-- BEGIN Raw data --

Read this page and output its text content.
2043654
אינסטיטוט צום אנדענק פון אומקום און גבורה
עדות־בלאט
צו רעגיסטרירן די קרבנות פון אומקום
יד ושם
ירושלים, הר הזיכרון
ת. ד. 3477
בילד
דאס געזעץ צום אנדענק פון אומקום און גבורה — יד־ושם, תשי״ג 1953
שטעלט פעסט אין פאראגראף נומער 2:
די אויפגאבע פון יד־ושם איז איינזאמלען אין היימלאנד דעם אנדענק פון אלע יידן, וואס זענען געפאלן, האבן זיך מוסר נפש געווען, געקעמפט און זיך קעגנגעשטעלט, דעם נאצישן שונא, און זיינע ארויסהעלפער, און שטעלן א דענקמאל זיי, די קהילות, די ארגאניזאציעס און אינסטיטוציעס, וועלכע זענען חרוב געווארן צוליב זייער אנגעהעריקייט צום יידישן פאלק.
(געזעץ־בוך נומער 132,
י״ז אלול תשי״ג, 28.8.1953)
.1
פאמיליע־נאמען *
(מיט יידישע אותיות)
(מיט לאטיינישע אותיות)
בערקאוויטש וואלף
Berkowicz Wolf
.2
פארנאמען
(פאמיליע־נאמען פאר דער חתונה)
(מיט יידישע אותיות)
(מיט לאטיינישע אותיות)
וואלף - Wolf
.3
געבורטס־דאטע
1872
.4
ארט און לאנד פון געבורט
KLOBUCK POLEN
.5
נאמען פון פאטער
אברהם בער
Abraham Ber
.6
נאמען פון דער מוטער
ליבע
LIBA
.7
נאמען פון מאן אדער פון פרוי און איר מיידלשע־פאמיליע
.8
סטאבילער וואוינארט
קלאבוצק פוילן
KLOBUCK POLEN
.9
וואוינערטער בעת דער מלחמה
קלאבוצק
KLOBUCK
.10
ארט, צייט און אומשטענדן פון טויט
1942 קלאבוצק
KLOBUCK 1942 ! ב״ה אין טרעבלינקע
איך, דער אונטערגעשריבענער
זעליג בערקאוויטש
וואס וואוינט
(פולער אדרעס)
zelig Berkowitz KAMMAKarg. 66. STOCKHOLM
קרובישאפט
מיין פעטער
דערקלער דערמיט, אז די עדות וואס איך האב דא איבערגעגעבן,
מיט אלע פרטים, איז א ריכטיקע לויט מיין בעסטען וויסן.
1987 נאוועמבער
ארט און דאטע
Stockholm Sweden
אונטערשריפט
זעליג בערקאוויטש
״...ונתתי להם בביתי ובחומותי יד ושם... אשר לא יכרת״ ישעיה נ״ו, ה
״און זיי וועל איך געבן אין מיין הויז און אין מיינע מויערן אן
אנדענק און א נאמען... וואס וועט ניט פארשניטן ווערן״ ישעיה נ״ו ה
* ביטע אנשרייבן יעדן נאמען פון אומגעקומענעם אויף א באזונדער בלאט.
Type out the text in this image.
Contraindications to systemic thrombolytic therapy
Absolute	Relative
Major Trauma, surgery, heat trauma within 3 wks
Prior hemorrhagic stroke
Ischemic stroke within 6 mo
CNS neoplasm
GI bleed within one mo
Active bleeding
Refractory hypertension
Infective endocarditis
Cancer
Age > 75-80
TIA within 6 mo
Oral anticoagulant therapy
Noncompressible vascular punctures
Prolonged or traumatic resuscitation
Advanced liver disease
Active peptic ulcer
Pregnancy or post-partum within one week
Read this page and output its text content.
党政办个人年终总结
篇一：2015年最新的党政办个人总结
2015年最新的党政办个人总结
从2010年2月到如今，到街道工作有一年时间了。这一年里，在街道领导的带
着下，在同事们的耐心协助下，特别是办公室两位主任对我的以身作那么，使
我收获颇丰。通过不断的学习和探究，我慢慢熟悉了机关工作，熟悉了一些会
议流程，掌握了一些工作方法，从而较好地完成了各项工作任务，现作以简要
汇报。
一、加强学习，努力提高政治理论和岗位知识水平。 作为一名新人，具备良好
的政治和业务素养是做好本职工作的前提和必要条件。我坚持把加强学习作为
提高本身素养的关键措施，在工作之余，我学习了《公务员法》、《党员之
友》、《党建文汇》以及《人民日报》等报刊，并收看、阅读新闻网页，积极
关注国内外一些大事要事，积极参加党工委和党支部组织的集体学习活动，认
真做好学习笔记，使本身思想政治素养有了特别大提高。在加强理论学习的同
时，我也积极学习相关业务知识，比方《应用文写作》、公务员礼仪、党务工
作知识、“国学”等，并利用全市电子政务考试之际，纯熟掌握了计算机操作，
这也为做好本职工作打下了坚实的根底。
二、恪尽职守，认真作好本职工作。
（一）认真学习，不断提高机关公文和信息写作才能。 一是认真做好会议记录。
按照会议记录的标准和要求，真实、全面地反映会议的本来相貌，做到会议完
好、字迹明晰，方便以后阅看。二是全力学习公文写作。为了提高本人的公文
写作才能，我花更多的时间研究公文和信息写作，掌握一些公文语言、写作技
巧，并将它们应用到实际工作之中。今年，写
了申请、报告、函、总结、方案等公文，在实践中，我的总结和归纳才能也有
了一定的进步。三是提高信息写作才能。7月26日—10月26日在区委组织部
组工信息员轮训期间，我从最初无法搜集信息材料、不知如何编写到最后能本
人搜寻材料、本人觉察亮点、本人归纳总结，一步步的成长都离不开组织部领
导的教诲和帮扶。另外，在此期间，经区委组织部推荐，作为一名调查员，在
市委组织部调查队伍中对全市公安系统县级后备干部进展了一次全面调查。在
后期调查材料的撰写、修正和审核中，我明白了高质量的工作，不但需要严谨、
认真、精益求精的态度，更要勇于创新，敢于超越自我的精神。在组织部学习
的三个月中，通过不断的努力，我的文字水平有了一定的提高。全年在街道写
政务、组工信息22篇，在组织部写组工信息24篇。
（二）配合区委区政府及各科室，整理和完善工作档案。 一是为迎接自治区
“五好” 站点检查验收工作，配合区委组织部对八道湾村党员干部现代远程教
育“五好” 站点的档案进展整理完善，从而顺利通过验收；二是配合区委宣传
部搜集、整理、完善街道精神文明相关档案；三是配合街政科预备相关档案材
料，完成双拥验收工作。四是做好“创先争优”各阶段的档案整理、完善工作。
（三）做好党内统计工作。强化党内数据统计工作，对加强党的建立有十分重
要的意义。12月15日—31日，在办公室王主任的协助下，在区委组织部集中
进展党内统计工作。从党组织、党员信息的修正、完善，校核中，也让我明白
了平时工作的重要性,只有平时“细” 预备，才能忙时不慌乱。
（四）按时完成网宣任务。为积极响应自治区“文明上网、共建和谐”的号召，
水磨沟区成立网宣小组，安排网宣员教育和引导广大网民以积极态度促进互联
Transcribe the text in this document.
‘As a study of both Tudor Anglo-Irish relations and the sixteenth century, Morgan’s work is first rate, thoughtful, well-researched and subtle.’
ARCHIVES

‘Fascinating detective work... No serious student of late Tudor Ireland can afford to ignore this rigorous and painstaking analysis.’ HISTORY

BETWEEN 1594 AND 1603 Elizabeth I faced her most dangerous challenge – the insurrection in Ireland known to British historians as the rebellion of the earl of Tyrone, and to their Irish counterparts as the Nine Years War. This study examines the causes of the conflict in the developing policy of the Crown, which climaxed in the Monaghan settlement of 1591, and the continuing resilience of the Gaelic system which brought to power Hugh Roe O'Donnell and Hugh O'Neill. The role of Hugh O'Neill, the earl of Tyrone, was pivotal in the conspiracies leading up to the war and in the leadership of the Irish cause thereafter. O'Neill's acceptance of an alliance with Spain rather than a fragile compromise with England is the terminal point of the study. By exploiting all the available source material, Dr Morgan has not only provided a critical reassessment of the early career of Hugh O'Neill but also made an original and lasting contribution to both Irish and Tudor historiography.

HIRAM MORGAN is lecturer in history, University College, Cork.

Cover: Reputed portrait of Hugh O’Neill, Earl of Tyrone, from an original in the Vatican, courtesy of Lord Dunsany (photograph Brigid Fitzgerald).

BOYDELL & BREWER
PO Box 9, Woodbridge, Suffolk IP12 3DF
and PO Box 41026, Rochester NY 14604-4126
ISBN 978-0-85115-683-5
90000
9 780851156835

-- END Raw data --

• Task instructions:
Pull every line containing the word "אומקום" out of the material and copy it.

• Result for this exercise:
אינסטיטוט צום אנדענק פון אומקום און גבורה
צו רעגיסטרירן די קרבנות פון אומקום
דאס געזעץ צום אנדענק פון אומקום און גבורה — יד־ושם, תשי״ג 1953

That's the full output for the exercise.